WHAT YOU WILL DO
Extract every line of the material that holds the string "ylabel".

STORED DATA
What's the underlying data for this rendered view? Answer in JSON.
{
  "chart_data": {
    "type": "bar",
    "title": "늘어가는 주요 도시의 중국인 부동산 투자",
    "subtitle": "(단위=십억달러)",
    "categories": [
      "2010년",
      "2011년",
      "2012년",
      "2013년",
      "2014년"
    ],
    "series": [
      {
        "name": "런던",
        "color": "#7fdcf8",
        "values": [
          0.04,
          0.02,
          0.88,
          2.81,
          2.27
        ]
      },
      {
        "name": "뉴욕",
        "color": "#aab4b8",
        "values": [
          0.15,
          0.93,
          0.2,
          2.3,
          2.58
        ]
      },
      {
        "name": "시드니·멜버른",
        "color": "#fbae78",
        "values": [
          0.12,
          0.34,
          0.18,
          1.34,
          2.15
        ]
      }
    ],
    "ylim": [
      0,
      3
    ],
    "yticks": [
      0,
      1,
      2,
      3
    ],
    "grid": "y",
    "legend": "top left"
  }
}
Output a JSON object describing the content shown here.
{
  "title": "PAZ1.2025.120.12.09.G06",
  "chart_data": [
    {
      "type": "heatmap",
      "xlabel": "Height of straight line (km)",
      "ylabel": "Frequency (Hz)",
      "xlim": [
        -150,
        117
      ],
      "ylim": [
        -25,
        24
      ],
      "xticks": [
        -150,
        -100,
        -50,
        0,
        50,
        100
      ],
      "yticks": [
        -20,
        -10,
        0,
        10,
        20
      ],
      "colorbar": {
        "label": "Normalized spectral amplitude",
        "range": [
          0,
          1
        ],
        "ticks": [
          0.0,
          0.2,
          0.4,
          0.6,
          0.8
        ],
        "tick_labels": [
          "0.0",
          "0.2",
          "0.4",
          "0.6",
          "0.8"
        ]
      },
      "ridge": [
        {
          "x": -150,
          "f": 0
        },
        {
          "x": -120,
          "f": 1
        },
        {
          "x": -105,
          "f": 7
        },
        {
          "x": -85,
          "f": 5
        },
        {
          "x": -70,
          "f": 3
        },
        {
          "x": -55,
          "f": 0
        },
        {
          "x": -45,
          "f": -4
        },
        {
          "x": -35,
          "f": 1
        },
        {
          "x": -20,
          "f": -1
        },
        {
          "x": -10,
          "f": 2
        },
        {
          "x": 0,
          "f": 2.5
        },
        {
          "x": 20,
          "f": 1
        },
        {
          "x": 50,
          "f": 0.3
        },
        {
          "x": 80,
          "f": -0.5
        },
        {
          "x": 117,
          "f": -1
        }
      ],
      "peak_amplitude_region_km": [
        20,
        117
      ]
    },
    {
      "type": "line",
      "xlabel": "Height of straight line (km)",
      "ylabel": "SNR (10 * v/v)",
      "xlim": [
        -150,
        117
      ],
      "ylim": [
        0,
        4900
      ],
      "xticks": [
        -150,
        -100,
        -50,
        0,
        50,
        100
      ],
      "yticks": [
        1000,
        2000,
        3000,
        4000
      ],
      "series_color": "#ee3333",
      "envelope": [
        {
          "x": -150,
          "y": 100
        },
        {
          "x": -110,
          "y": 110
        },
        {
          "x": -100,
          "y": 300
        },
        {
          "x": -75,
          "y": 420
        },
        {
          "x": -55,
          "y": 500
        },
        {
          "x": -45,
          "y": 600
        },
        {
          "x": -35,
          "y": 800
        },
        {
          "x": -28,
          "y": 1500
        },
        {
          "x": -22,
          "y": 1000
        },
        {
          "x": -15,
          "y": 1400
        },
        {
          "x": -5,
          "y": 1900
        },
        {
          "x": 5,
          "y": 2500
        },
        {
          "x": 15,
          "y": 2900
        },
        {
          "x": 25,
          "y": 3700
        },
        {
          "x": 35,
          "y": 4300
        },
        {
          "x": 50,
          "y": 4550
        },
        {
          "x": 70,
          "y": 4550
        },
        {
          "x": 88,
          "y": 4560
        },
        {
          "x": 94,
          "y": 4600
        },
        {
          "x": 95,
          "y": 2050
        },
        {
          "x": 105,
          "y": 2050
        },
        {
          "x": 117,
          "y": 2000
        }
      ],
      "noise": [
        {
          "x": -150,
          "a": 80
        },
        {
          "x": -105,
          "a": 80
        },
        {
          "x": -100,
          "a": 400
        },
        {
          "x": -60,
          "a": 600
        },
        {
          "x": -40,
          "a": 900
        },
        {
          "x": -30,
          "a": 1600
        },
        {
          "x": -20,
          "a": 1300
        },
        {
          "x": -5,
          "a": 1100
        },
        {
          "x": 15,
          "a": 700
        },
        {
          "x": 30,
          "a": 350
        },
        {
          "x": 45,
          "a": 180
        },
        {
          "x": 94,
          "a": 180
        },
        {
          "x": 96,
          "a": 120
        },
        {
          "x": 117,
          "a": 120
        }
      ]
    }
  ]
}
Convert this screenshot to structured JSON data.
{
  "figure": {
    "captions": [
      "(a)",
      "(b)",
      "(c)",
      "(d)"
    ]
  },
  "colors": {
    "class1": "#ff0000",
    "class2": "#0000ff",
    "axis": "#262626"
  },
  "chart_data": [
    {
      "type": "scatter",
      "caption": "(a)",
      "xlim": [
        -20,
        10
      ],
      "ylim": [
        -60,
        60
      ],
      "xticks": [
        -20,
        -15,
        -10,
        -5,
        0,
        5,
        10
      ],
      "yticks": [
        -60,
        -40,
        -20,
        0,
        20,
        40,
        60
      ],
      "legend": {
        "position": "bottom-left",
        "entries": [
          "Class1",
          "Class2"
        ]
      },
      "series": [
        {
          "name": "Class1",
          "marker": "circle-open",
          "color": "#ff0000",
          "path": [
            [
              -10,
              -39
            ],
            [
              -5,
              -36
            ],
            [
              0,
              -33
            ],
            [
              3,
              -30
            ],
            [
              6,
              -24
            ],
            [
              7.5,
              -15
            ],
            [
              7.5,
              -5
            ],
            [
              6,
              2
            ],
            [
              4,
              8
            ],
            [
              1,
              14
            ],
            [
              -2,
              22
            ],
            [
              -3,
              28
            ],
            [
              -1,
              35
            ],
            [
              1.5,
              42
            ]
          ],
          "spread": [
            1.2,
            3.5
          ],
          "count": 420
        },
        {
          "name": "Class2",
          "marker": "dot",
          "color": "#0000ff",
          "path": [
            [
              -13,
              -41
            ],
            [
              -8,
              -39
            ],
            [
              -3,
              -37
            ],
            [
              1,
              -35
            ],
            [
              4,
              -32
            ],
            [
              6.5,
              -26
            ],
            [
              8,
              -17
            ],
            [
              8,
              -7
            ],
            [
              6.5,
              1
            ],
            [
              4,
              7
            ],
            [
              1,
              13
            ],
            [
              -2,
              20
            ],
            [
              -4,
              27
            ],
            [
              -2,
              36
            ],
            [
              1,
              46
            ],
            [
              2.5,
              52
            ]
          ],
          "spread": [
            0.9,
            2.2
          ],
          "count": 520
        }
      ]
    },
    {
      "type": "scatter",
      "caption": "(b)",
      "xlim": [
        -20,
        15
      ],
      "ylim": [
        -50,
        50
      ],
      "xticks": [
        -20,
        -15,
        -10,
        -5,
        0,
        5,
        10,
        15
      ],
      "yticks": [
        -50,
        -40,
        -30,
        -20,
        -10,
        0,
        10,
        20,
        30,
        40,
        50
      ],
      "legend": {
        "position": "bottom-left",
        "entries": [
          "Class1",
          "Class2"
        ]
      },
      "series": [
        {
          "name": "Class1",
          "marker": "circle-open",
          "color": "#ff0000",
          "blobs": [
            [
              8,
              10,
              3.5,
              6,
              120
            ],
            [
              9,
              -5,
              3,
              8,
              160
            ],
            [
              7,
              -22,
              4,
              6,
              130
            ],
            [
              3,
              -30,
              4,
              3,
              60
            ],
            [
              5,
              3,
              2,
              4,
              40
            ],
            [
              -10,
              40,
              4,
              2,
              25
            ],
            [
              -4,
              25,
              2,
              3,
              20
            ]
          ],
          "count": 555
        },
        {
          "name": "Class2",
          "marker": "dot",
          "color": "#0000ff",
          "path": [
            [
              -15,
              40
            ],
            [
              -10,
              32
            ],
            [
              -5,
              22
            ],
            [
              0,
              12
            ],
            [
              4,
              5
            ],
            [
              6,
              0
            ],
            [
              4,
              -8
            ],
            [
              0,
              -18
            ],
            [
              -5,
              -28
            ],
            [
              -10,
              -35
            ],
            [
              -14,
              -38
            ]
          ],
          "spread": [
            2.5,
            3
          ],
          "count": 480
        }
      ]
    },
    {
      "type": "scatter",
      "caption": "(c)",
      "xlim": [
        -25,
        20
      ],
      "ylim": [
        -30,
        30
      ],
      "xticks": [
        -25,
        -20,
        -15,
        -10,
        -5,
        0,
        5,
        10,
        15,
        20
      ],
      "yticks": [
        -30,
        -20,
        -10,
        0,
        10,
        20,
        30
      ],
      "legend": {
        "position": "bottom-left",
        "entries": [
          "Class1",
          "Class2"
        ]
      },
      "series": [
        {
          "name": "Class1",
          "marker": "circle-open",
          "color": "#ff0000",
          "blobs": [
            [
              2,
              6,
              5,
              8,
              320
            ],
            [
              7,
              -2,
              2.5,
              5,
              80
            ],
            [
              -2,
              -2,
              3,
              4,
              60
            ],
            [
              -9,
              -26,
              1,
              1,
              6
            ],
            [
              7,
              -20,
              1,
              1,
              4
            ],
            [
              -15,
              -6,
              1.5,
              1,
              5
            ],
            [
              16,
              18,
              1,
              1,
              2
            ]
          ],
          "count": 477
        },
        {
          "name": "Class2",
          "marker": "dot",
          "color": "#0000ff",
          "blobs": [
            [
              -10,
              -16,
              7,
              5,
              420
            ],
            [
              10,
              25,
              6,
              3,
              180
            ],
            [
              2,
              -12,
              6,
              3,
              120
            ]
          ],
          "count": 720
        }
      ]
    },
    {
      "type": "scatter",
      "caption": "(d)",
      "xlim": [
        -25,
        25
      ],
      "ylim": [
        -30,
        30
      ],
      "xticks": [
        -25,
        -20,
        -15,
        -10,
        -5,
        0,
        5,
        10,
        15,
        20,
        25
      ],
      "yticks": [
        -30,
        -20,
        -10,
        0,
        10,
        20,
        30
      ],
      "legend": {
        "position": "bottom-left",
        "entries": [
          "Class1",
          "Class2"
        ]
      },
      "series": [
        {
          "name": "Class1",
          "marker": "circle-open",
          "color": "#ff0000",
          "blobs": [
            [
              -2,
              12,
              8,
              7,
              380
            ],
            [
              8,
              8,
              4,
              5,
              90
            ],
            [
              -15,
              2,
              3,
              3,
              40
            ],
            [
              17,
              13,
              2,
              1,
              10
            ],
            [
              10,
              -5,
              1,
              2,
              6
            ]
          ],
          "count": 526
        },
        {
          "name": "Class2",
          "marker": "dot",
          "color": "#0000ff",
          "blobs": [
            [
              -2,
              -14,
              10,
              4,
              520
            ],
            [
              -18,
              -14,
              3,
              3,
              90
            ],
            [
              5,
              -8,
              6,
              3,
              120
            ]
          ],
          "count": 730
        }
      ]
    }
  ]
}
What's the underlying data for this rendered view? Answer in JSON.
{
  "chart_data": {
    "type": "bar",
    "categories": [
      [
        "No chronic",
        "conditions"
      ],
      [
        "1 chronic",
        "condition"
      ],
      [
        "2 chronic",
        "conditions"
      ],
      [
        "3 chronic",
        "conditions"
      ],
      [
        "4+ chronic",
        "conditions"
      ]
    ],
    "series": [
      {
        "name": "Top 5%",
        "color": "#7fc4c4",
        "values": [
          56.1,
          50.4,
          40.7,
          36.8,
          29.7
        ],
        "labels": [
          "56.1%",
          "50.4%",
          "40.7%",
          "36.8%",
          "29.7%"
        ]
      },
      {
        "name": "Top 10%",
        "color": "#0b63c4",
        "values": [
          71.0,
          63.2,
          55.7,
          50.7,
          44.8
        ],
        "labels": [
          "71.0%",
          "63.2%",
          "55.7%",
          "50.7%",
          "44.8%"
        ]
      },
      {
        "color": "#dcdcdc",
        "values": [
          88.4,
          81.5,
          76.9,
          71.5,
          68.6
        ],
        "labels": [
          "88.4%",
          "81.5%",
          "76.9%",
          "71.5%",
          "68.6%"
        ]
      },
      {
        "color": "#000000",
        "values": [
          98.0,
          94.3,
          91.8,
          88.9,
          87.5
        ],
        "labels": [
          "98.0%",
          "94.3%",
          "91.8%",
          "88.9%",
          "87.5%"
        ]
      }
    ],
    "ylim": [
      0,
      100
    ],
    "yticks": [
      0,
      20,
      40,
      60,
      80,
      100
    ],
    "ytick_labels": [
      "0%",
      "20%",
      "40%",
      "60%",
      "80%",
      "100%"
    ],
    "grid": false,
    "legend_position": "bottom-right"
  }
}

THE RESULT
      "ylabel": "Frequency (Hz)",
      "ylabel": "SNR (10 * v/v)",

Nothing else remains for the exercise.